> _Objective_: Will you give the material below again, every line exactly as it is?

> _Provided records_:
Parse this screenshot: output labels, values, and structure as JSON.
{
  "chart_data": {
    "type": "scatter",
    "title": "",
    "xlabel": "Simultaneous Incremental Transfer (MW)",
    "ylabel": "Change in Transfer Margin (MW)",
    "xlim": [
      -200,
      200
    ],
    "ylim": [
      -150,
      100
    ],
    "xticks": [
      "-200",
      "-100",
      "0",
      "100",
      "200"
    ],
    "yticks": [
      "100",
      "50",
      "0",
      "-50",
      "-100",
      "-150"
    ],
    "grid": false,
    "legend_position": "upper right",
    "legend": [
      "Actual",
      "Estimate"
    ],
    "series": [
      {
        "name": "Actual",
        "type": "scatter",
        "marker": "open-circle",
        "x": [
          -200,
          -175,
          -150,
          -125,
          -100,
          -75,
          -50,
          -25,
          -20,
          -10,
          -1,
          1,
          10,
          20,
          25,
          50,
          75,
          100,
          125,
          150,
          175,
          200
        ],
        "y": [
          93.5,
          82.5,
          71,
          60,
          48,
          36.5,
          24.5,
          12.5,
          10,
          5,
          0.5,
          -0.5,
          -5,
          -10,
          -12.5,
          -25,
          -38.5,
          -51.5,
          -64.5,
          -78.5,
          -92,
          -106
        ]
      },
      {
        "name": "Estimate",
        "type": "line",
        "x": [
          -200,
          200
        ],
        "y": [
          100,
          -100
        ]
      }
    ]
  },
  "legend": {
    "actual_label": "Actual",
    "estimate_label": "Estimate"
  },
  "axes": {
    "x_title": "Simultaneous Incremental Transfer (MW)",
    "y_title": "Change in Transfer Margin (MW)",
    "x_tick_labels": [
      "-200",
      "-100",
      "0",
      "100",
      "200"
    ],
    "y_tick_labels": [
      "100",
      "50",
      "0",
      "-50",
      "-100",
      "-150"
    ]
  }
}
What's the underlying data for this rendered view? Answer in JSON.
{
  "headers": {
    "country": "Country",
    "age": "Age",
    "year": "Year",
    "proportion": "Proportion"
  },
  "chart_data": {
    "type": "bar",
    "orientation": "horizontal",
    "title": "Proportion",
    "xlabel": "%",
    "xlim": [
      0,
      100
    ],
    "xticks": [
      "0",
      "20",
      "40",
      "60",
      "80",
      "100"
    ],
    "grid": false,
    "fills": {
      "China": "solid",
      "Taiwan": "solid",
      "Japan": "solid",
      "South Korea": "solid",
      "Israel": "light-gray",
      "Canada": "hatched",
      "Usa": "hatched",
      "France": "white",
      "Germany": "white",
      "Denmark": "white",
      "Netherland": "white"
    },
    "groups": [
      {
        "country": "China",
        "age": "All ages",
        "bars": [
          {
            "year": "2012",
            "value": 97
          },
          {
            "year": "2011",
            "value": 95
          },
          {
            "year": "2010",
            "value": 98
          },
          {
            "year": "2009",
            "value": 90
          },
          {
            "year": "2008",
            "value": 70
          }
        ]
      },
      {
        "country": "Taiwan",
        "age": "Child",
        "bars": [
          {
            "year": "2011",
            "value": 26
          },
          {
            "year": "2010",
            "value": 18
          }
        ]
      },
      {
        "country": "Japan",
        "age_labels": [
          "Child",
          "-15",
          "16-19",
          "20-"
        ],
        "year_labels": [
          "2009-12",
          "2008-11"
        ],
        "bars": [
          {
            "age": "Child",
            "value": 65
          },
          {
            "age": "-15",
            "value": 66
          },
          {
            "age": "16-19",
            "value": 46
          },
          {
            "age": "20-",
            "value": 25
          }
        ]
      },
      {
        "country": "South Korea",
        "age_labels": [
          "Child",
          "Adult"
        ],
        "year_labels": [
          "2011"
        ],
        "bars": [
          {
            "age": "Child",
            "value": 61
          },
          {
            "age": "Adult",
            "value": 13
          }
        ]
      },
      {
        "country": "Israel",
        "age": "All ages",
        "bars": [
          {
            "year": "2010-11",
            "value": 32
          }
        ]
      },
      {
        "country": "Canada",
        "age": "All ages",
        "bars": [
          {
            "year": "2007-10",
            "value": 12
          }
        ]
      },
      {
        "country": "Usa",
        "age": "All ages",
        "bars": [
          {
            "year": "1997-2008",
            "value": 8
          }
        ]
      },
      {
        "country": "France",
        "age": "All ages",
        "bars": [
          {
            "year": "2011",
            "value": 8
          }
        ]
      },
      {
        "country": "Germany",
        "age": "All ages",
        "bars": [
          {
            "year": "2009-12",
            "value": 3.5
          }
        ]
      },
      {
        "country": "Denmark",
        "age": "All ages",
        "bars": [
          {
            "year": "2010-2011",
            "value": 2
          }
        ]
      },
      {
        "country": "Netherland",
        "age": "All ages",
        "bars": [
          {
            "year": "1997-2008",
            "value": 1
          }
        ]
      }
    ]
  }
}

> _Response to the task_:
Parse this screenshot: output labels, values, and structure as JSON.
{
  "chart_data": {
    "type": "scatter",
    "title": "",
    "xlabel": "Simultaneous Incremental Transfer (MW)",
    "ylabel": "Change in Transfer Margin (MW)",
    "xlim": [
      -200,
      200
    ],
    "ylim": [
      -150,
      100
    ],
    "xticks": [
      "-200",
      "-100",
      "0",
      "100",
      "200"
    ],
    "yticks": [
      "100",
      "50",
      "0",
      "-50",
      "-100",
      "-150"
    ],
    "grid": false,
    "legend_position": "upper right",
    "legend": [
      "Actual",
      "Estimate"
    ],
    "series": [
      {
        "name": "Actual",
        "type": "scatter",
        "marker": "open-circle",
        "x": [
          -200,
          -175,
          -150,
          -125,
          -100,
          -75,
          -50,
          -25,
          -20,
          -10,
          -1,
          1,
          10,
          20,
          25,
          50,
          75,
          100,
          125,
          150,
          175,
          200
        ],
        "y": [
          93.5,
          82.5,
          71,
          60,
          48,
          36.5,
          24.5,
          12.5,
          10,
          5,
          0.5,
          -0.5,
          -5,
          -10,
          -12.5,
          -25,
          -38.5,
          -51.5,
          -64.5,
          -78.5,
          -92,
          -106
        ]
      },
      {
        "name": "Estimate",
        "type": "line",
        "x": [
          -200,
          200
        ],
        "y": [
          100,
          -100
        ]
      }
    ]
  },
  "legend": {
    "actual_label": "Actual",
    "estimate_label": "Estimate"
  },
  "axes": {
    "x_title": "Simultaneous Incremental Transfer (MW)",
    "y_title": "Change in Transfer Margin (MW)",
    "x_tick_labels": [
      "-200",
      "-100",
      "0",
      "100",
      "200"
    ],
    "y_tick_labels": [
      "100",
      "50",
      "0",
      "-50",
      "-100",
      "-150"
    ]
  }
}
What's the underlying data for this rendered view? Answer in JSON.
{
  "headers": {
    "country": "Country",
    "age": "Age",
    "year": "Year",
    "proportion": "Proportion"
  },
  "chart_data": {
    "type": "bar",
    "orientation": "horizontal",
    "title": "Proportion",
    "xlabel": "%",
    "xlim": [
      0,
      100
    ],
    "xticks": [
      "0",
      "20",
      "40",
      "60",
      "80",
      "100"
    ],
    "grid": false,
    "fills": {
      "China": "solid",
      "Taiwan": "solid",
      "Japan": "solid",
      "South Korea": "solid",
      "Israel": "light-gray",
      "Canada": "hatched",
      "Usa": "hatched",
      "France": "white",
      "Germany": "white",
      "Denmark": "white",
      "Netherland": "white"
    },
    "groups": [
      {
        "country": "China",
        "age": "All ages",
        "bars": [
          {
            "year": "2012",
            "value": 97
          },
          {
            "year": "2011",
            "value": 95
          },
          {
            "year": "2010",
            "value": 98
          },
          {
            "year": "2009",
            "value": 90
          },
          {
            "year": "2008",
            "value": 70
          }
        ]
      },
      {
        "country": "Taiwan",
        "age": "Child",
        "bars": [
          {
            "year": "2011",
            "value": 26
          },
          {
            "year": "2010",
            "value": 18
          }
        ]
      },
      {
        "country": "Japan",
        "age_labels": [
          "Child",
          "-15",
          "16-19",
          "20-"
        ],
        "year_labels": [
          "2009-12",
          "2008-11"
        ],
        "bars": [
          {
            "age": "Child",
            "value": 65
          },
          {
            "age": "-15",
            "value": 66
          },
          {
            "age": "16-19",
            "value": 46
          },
          {
            "age": "20-",
            "value": 25
          }
        ]
      },
      {
        "country": "South Korea",
        "age_labels": [
          "Child",
          "Adult"
        ],
        "year_labels": [
          "2011"
        ],
        "bars": [
          {
            "age": "Child",
            "value": 61
          },
          {
            "age": "Adult",
            "value": 13
          }
        ]
      },
      {
        "country": "Israel",
        "age": "All ages",
        "bars": [
          {
            "year": "2010-11",
            "value": 32
          }
        ]
      },
      {
        "country": "Canada",
        "age": "All ages",
        "bars": [
          {
            "year": "2007-10",
            "value": 12
          }
        ]
      },
      {
        "country": "Usa",
        "age": "All ages",
        "bars": [
          {
            "year": "1997-2008",
            "value": 8
          }
        ]
      },
      {
        "country": "France",
        "age": "All ages",
        "bars": [
          {
            "year": "2011",
            "value": 8
          }
        ]
      },
      {
        "country": "Germany",
        "age": "All ages",
        "bars": [
          {
            "year": "2009-12",
            "value": 3.5
          }
        ]
      },
      {
        "country": "Denmark",
        "age": "All ages",
        "bars": [
          {
            "year": "2010-2011",
            "value": 2
          }
        ]
      },
      {
        "country": "Netherland",
        "age": "All ages",
        "bars": [
          {
            "year": "1997-2008",
            "value": 1
          }
        ]
      }
    ]
  }
}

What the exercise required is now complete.